*TASK*. Wherever the string "States" appears, copy the whole line.

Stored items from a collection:

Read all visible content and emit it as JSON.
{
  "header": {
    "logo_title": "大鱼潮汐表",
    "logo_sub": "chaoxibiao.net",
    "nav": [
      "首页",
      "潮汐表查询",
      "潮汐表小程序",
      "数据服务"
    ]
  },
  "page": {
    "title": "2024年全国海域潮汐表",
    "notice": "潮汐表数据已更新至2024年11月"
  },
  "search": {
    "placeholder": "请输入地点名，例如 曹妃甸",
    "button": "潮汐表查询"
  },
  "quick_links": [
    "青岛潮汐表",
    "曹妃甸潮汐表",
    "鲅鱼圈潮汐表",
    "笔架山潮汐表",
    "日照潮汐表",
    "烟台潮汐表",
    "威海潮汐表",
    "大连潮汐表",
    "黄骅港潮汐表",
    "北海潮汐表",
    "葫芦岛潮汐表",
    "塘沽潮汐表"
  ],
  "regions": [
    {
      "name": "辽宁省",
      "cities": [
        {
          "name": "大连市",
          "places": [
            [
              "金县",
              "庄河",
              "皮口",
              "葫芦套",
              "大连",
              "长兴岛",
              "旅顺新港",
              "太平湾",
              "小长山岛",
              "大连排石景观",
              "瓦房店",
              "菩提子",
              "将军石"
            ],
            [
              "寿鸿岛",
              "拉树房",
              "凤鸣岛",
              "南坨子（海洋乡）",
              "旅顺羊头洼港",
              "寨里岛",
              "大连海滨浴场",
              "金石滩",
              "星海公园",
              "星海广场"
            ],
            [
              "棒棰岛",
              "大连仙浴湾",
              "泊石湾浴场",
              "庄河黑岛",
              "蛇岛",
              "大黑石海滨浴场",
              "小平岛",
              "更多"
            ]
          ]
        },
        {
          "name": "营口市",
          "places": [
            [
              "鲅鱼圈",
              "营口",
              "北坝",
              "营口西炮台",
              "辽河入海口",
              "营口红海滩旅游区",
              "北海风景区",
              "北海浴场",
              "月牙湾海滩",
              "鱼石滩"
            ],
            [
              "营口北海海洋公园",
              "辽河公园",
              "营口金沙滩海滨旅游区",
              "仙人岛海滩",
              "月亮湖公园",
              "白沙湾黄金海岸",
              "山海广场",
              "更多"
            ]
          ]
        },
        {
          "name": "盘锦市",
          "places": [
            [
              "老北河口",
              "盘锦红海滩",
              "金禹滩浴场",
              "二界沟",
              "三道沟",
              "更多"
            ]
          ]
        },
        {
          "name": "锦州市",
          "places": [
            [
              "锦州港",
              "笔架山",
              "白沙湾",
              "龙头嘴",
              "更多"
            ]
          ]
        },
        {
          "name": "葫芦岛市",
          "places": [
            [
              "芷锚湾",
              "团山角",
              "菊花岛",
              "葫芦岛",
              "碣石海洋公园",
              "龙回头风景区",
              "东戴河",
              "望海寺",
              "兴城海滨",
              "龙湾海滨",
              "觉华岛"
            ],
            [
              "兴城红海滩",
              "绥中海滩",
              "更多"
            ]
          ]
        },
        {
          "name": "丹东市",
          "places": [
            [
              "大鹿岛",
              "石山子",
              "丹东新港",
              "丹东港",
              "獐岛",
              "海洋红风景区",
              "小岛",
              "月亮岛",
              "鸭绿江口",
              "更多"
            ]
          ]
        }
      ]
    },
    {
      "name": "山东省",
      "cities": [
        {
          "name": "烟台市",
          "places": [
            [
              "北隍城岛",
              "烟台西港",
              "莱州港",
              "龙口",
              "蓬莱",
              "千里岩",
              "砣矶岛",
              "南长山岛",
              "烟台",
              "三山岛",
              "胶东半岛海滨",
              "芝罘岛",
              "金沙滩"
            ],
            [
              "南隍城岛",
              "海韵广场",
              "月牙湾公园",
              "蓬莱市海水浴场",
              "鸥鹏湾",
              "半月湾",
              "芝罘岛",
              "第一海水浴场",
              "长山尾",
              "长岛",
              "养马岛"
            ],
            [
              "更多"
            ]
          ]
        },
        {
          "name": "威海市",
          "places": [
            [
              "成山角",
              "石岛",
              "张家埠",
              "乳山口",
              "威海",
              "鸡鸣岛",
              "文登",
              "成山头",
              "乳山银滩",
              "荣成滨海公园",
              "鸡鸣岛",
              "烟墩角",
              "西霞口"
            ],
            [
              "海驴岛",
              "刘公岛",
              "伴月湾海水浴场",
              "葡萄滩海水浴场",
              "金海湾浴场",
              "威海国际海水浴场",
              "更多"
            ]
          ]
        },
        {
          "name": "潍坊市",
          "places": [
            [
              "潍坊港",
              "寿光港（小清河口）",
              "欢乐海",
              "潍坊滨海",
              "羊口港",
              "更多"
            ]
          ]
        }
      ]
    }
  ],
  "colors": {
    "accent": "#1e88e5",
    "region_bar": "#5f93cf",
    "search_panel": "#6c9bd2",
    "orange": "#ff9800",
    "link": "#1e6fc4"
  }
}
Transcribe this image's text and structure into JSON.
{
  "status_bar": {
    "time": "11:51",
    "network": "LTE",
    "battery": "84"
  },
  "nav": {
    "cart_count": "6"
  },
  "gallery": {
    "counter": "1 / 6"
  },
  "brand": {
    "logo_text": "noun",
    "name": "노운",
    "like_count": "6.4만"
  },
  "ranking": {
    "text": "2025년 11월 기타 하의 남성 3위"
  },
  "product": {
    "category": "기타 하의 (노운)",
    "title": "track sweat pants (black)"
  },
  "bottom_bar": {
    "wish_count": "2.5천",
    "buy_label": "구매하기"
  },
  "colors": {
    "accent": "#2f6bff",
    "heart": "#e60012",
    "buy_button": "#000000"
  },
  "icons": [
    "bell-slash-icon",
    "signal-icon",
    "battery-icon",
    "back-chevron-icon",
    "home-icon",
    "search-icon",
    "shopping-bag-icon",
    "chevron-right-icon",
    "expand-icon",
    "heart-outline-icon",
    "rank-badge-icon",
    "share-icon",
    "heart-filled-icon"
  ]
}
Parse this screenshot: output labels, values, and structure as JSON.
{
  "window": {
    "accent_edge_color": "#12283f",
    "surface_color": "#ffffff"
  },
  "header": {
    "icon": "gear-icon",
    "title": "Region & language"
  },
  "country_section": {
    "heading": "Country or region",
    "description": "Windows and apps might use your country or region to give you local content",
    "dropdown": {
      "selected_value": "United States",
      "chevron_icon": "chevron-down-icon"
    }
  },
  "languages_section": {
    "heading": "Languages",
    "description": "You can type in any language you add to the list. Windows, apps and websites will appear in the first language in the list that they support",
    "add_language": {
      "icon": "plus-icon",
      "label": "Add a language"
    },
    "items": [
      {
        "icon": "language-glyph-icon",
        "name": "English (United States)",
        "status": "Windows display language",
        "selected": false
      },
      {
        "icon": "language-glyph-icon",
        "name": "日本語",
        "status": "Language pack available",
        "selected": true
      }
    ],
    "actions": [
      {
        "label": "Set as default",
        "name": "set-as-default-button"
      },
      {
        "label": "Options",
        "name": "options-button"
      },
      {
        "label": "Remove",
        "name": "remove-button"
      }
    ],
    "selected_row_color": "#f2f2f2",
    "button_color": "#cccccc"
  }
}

*CORRECT RESULT*.
      "selected_value": "United States",
        "name": "English (United States)",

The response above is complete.